Report the count of lines where the string "name" appears, and nothing else.

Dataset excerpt
____

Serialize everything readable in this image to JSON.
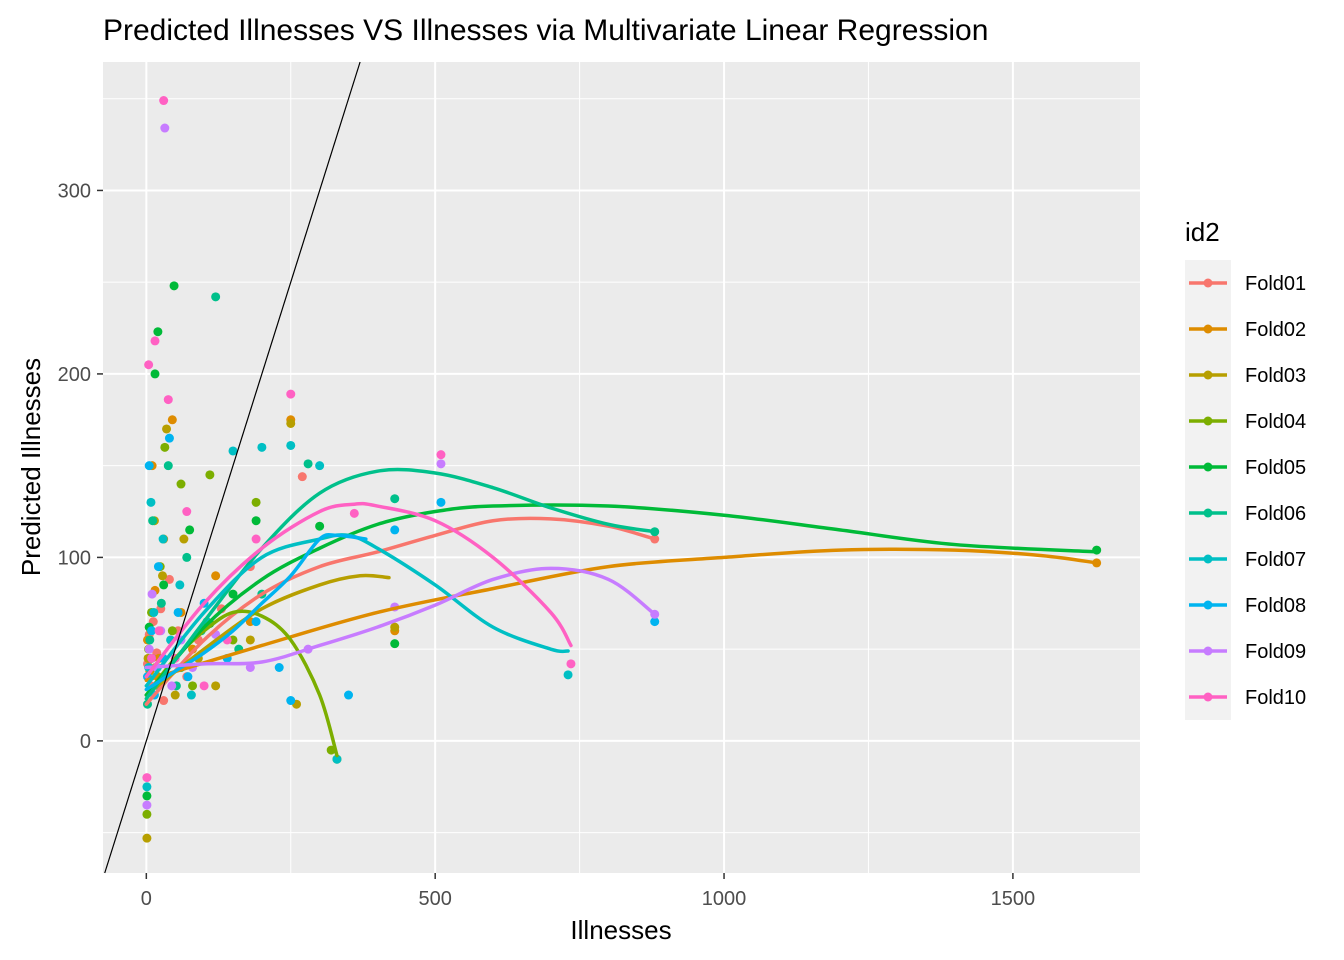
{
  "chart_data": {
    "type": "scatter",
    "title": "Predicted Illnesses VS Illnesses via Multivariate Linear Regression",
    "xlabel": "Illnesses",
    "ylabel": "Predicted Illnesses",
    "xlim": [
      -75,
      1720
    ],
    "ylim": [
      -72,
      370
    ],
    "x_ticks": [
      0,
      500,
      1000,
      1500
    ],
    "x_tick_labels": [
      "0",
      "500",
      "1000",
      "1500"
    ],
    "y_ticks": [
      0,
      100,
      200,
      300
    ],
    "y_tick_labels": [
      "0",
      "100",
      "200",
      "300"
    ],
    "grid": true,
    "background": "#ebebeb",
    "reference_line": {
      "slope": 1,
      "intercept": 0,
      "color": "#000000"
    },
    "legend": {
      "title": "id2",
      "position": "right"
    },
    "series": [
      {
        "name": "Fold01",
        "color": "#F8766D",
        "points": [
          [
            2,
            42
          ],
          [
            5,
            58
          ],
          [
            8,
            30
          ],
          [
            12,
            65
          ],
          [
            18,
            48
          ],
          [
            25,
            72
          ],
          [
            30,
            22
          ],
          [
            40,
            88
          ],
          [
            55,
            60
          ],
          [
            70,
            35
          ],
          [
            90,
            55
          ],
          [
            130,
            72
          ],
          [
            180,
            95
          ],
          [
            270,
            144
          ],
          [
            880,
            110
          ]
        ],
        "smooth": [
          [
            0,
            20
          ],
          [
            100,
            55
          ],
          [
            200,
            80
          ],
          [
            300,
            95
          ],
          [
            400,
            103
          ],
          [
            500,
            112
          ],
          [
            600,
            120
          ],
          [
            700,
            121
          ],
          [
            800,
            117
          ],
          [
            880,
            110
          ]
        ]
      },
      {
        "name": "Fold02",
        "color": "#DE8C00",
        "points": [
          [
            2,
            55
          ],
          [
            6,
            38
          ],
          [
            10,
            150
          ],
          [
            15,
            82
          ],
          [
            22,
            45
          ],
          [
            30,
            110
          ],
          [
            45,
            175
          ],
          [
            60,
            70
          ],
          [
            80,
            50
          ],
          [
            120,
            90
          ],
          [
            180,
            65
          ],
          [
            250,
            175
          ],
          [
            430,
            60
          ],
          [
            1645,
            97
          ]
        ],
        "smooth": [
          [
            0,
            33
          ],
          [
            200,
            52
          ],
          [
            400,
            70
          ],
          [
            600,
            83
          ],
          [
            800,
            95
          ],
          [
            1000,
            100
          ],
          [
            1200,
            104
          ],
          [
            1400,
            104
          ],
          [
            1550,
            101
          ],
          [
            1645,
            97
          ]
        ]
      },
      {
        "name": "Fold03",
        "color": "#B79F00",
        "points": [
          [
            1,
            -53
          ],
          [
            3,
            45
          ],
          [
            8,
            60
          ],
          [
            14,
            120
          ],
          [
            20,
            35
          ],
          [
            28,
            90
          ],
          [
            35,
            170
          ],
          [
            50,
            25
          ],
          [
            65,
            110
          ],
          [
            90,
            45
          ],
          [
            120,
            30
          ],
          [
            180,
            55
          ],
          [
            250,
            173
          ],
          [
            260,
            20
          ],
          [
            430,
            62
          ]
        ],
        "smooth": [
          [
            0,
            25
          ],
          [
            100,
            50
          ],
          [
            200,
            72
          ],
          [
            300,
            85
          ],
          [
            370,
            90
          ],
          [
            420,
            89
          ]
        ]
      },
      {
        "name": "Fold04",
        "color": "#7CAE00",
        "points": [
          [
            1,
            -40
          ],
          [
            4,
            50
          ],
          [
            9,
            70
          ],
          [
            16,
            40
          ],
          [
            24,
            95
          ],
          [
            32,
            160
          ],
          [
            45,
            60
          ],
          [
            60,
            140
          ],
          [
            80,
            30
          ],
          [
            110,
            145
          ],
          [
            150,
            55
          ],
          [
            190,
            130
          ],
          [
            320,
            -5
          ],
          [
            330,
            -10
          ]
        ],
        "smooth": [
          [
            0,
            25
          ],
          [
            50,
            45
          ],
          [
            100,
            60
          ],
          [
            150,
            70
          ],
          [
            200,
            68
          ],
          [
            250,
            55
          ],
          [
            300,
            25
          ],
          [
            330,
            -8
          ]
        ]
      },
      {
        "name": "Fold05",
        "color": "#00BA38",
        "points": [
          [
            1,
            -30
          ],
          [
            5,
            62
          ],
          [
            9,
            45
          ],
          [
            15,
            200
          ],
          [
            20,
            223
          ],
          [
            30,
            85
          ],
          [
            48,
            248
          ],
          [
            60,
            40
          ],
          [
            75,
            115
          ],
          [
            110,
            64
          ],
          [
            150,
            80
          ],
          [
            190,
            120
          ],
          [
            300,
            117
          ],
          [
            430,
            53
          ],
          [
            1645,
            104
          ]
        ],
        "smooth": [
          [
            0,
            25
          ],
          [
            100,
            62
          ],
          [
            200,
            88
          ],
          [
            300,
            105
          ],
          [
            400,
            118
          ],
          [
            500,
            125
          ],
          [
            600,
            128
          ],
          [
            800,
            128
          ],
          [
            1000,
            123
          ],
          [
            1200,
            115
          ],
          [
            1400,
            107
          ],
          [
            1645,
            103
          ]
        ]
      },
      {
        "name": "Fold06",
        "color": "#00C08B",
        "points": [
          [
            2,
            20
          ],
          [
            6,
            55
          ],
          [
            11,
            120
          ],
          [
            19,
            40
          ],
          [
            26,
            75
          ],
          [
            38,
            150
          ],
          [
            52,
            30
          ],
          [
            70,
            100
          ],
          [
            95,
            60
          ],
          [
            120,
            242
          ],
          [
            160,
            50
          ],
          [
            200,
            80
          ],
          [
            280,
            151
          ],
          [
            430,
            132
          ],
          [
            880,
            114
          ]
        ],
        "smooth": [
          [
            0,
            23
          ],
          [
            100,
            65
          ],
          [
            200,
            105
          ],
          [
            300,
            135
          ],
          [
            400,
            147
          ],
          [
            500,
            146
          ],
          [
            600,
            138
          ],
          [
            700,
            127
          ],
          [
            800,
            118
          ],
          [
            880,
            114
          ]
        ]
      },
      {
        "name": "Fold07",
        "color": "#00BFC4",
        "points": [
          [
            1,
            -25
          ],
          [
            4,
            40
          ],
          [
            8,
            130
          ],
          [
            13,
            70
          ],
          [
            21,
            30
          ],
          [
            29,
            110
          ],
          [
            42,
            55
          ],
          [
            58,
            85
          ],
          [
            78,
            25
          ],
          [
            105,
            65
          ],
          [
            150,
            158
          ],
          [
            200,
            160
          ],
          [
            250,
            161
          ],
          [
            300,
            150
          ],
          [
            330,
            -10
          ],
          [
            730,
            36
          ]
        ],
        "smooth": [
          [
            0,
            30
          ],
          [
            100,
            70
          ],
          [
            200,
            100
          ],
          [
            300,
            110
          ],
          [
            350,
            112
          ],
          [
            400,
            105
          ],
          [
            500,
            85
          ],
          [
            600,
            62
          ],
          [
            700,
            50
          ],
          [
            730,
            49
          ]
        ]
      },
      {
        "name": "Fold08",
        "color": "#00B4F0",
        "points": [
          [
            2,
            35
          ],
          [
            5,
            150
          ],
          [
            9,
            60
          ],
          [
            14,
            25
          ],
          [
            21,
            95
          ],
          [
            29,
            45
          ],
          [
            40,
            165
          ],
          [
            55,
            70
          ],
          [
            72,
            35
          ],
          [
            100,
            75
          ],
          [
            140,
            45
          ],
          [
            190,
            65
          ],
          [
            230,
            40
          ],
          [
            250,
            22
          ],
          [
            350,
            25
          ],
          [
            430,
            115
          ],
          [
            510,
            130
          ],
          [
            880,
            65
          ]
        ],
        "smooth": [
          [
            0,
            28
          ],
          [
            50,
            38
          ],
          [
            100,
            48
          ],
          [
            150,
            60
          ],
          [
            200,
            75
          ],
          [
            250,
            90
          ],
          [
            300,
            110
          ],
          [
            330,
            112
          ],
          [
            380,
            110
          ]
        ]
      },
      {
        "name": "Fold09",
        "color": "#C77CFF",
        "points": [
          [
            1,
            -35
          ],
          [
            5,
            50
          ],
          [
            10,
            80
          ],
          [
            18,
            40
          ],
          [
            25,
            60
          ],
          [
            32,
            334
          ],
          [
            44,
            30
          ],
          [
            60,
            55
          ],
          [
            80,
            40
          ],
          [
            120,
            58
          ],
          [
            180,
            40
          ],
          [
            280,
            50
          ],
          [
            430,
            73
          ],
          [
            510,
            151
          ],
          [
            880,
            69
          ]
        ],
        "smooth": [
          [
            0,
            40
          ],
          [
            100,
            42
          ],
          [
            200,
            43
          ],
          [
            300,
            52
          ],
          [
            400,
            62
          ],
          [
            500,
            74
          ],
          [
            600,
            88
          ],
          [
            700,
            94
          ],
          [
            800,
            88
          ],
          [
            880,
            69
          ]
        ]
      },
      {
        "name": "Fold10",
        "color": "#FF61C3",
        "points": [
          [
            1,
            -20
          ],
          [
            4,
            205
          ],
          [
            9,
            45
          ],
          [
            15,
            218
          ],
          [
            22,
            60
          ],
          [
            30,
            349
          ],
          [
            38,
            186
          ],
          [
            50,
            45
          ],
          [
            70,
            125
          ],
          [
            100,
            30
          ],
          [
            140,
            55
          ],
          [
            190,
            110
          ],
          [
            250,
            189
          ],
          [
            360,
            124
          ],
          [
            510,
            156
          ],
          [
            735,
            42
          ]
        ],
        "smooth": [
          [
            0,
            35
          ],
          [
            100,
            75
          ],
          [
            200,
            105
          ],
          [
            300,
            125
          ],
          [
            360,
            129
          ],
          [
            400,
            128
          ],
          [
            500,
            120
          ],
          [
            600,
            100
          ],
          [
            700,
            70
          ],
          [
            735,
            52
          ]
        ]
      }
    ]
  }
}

____

### SOLVED EXERCISE
10